- [GIVEN INSTRUCTION]
Using the listing below, copy every line that mentions "this".

- [DATASET RECORDS]
▼▼▼
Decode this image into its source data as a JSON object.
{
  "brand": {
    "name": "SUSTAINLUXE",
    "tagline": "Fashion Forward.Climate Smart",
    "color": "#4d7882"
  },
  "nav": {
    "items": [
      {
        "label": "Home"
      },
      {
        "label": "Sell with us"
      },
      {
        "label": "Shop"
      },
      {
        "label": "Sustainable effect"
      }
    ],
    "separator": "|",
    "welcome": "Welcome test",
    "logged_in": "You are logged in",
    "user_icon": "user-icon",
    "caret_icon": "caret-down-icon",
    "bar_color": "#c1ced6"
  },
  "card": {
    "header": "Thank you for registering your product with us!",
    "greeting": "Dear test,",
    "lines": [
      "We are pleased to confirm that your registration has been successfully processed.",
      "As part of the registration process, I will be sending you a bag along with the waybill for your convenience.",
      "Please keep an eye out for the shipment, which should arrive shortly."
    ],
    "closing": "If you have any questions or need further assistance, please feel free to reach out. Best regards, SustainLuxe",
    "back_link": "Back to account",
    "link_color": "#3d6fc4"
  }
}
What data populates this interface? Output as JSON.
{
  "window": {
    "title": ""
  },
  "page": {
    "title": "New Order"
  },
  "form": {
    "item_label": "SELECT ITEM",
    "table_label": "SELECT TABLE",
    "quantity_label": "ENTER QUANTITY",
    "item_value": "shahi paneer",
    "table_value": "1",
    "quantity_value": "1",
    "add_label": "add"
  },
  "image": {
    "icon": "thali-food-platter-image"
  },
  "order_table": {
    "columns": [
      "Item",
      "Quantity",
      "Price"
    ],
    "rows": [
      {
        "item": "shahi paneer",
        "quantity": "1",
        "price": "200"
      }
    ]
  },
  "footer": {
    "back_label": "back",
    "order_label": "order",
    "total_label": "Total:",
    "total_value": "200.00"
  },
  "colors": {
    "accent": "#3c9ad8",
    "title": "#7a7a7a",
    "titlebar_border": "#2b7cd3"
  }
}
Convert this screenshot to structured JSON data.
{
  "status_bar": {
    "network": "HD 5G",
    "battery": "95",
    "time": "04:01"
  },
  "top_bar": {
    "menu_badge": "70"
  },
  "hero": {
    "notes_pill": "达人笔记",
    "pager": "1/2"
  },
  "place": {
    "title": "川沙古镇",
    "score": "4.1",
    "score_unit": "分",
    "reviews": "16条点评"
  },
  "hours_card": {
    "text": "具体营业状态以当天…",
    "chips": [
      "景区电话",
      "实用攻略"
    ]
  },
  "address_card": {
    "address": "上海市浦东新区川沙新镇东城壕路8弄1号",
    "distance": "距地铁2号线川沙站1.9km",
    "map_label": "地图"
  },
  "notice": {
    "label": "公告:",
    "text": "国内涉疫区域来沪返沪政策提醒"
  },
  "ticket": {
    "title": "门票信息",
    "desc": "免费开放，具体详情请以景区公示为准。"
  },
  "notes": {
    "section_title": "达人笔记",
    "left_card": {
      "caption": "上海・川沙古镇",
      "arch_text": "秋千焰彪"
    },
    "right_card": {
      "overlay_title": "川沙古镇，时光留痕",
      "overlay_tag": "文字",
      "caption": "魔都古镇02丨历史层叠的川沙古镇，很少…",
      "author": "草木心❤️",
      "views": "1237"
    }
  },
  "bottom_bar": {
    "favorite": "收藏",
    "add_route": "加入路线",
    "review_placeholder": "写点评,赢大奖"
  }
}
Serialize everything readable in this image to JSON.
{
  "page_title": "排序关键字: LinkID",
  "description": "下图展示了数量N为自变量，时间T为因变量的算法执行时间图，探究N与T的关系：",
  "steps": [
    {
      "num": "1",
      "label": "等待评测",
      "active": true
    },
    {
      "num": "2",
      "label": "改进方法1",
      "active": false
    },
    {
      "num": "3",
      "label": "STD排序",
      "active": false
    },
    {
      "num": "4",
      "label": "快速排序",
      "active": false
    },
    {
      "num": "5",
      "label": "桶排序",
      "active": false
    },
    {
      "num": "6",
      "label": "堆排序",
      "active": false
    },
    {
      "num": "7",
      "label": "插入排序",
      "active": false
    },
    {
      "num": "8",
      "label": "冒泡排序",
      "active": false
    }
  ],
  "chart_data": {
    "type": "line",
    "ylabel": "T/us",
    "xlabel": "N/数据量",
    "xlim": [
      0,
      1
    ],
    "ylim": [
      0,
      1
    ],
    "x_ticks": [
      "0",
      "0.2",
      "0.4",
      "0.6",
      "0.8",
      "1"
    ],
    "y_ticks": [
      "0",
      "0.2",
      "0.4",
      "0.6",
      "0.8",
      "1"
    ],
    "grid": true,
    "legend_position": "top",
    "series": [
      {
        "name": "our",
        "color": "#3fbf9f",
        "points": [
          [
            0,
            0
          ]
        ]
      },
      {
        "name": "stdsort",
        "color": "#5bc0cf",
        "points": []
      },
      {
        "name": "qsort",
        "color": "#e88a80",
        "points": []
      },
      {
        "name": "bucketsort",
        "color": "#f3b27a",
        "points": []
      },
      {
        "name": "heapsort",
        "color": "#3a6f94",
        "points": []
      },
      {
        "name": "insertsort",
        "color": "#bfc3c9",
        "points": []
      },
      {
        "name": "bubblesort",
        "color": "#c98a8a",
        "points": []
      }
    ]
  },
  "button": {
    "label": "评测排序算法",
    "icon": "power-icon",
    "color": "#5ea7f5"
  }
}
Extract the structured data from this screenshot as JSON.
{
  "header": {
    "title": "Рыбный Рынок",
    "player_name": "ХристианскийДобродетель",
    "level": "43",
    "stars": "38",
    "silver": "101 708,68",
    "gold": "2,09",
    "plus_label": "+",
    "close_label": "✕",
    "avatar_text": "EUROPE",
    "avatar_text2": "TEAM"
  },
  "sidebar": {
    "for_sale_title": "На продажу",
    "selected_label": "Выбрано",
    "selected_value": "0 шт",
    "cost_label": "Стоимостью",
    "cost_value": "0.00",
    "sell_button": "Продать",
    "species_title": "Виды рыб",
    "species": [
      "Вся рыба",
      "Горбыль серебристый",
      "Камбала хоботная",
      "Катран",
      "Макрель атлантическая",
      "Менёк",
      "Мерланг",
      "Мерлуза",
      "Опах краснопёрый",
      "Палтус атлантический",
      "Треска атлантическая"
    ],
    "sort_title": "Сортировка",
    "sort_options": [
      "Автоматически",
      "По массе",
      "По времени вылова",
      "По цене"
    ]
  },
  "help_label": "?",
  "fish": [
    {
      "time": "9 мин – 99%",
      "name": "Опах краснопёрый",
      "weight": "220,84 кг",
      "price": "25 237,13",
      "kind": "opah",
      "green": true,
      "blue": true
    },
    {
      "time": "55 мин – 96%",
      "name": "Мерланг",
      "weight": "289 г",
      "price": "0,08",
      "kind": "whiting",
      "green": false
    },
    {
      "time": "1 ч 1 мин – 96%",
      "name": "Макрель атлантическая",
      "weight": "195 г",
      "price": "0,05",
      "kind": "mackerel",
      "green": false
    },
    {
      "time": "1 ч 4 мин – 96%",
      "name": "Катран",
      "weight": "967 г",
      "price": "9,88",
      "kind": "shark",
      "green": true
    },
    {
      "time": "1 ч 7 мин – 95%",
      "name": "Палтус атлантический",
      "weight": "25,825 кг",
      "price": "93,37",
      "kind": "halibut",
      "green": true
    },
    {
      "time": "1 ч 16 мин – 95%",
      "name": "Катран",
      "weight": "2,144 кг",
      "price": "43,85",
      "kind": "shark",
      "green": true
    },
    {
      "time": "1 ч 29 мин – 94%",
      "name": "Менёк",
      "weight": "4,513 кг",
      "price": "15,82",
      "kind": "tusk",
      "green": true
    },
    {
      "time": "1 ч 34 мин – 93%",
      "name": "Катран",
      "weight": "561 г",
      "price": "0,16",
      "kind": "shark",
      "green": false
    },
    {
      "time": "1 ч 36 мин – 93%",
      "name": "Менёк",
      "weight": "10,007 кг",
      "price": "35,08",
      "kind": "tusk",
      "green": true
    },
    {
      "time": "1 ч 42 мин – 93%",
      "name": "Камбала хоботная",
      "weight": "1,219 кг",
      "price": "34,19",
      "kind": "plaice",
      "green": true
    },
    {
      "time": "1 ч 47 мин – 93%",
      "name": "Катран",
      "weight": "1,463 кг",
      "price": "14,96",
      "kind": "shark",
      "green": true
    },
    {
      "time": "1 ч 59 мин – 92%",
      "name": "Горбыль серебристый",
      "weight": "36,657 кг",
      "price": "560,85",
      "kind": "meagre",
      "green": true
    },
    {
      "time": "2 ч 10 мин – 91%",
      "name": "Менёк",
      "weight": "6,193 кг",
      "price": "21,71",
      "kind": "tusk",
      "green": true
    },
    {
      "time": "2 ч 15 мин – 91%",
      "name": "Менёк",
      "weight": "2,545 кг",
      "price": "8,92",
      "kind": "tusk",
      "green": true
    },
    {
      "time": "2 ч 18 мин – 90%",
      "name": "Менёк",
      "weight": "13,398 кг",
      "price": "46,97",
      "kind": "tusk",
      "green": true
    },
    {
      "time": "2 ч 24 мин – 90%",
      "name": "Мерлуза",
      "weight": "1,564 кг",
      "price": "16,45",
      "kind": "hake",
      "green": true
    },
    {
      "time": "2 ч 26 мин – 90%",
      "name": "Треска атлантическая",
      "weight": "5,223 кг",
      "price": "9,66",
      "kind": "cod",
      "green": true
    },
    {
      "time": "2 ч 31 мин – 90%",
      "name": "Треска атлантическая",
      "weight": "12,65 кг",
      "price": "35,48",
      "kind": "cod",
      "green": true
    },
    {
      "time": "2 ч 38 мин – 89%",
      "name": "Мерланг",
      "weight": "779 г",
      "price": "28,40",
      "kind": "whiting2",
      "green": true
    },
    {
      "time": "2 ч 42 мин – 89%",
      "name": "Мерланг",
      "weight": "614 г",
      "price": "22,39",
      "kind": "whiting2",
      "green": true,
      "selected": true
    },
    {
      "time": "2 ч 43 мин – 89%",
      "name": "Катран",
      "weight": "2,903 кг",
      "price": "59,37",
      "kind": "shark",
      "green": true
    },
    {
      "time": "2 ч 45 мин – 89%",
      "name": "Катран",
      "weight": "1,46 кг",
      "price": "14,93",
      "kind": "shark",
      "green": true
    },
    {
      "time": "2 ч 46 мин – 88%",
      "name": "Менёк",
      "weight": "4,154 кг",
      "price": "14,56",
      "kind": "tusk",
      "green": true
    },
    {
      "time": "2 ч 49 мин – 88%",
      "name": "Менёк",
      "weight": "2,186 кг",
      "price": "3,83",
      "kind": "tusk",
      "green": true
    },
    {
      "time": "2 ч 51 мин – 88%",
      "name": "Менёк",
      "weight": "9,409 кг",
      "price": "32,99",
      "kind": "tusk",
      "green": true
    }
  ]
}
▲▲▲
- [ANSWER TO THE TASK]
Decode this image into its source data as a JSON object.
What data populates this interface? Output as JSON.
Convert this screenshot to structured JSON data.
Serialize everything readable in this image to JSON.
Extract the structured data from this screenshot as JSON.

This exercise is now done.